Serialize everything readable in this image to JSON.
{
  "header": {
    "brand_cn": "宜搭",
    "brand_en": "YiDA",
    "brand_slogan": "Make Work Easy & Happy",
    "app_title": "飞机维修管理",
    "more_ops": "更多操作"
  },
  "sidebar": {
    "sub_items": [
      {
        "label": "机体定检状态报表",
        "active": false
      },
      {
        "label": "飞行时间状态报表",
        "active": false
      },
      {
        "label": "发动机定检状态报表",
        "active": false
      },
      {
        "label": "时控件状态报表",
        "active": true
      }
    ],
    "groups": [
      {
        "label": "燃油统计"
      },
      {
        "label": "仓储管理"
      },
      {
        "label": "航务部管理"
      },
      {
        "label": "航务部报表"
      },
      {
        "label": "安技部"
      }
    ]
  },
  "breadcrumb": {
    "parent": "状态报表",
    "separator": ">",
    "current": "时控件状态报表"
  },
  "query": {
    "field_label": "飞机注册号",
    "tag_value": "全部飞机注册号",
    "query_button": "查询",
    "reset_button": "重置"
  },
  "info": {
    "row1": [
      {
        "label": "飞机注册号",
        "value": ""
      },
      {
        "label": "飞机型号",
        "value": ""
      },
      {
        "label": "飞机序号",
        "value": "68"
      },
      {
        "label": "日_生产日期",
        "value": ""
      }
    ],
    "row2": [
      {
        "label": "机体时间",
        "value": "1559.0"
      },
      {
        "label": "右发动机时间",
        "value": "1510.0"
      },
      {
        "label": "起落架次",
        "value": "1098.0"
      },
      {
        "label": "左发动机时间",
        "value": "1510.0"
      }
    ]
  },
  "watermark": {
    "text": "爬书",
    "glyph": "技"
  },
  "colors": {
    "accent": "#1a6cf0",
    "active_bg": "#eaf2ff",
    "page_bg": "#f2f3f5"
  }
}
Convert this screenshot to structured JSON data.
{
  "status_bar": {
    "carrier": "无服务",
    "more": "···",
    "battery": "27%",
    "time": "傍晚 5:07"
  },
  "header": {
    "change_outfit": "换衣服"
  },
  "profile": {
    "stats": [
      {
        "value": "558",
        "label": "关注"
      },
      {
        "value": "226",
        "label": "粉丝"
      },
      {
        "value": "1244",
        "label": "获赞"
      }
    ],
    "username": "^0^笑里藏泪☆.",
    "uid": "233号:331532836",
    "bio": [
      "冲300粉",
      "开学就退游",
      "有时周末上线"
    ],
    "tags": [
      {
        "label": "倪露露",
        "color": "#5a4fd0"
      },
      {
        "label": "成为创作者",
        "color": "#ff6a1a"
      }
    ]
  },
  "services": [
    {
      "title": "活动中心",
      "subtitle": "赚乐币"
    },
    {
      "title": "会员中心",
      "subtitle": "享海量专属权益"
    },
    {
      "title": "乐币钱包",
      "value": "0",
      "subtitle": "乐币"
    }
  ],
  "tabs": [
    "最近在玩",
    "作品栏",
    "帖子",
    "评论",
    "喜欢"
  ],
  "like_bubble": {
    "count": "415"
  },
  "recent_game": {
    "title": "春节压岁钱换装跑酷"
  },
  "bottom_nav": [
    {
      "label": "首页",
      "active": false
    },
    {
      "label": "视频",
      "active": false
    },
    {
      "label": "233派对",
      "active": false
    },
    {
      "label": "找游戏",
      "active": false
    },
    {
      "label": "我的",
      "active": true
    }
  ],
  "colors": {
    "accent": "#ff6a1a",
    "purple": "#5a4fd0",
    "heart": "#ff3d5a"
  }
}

========================================================================

Task to complete: Quote all of the entries exactly as they appear.

Full solution:
Serialize everything readable in this image to JSON.
{
  "header": {
    "brand_cn": "宜搭",
    "brand_en": "YiDA",
    "brand_slogan": "Make Work Easy & Happy",
    "app_title": "飞机维修管理",
    "more_ops": "更多操作"
  },
  "sidebar": {
    "sub_items": [
      {
        "label": "机体定检状态报表",
        "active": false
      },
      {
        "label": "飞行时间状态报表",
        "active": false
      },
      {
        "label": "发动机定检状态报表",
        "active": false
      },
      {
        "label": "时控件状态报表",
        "active": true
      }
    ],
    "groups": [
      {
        "label": "燃油统计"
      },
      {
        "label": "仓储管理"
      },
      {
        "label": "航务部管理"
      },
      {
        "label": "航务部报表"
      },
      {
        "label": "安技部"
      }
    ]
  },
  "breadcrumb": {
    "parent": "状态报表",
    "separator": ">",
    "current": "时控件状态报表"
  },
  "query": {
    "field_label": "飞机注册号",
    "tag_value": "全部飞机注册号",
    "query_button": "查询",
    "reset_button": "重置"
  },
  "info": {
    "row1": [
      {
        "label": "飞机注册号",
        "value": ""
      },
      {
        "label": "飞机型号",
        "value": ""
      },
      {
        "label": "飞机序号",
        "value": "68"
      },
      {
        "label": "日_生产日期",
        "value": ""
      }
    ],
    "row2": [
      {
        "label": "机体时间",
        "value": "1559.0"
      },
      {
        "label": "右发动机时间",
        "value": "1510.0"
      },
      {
        "label": "起落架次",
        "value": "1098.0"
      },
      {
        "label": "左发动机时间",
        "value": "1510.0"
      }
    ]
  },
  "watermark": {
    "text": "爬书",
    "glyph": "技"
  },
  "colors": {
    "accent": "#1a6cf0",
    "active_bg": "#eaf2ff",
    "page_bg": "#f2f3f5"
  }
}
Convert this screenshot to structured JSON data.
{
  "status_bar": {
    "carrier": "无服务",
    "more": "···",
    "battery": "27%",
    "time": "傍晚 5:07"
  },
  "header": {
    "change_outfit": "换衣服"
  },
  "profile": {
    "stats": [
      {
        "value": "558",
        "label": "关注"
      },
      {
        "value": "226",
        "label": "粉丝"
      },
      {
        "value": "1244",
        "label": "获赞"
      }
    ],
    "username": "^0^笑里藏泪☆.",
    "uid": "233号:331532836",
    "bio": [
      "冲300粉",
      "开学就退游",
      "有时周末上线"
    ],
    "tags": [
      {
        "label": "倪露露",
        "color": "#5a4fd0"
      },
      {
        "label": "成为创作者",
        "color": "#ff6a1a"
      }
    ]
  },
  "services": [
    {
      "title": "活动中心",
      "subtitle": "赚乐币"
    },
    {
      "title": "会员中心",
      "subtitle": "享海量专属权益"
    },
    {
      "title": "乐币钱包",
      "value": "0",
      "subtitle": "乐币"
    }
  ],
  "tabs": [
    "最近在玩",
    "作品栏",
    "帖子",
    "评论",
    "喜欢"
  ],
  "like_bubble": {
    "count": "415"
  },
  "recent_game": {
    "title": "春节压岁钱换装跑酷"
  },
  "bottom_nav": [
    {
      "label": "首页",
      "active": false
    },
    {
      "label": "视频",
      "active": false
    },
    {
      "label": "233派对",
      "active": false
    },
    {
      "label": "找游戏",
      "active": false
    },
    {
      "label": "我的",
      "active": true
    }
  ],
  "colors": {
    "accent": "#ff6a1a",
    "purple": "#5a4fd0",
    "heart": "#ff3d5a"
  }
}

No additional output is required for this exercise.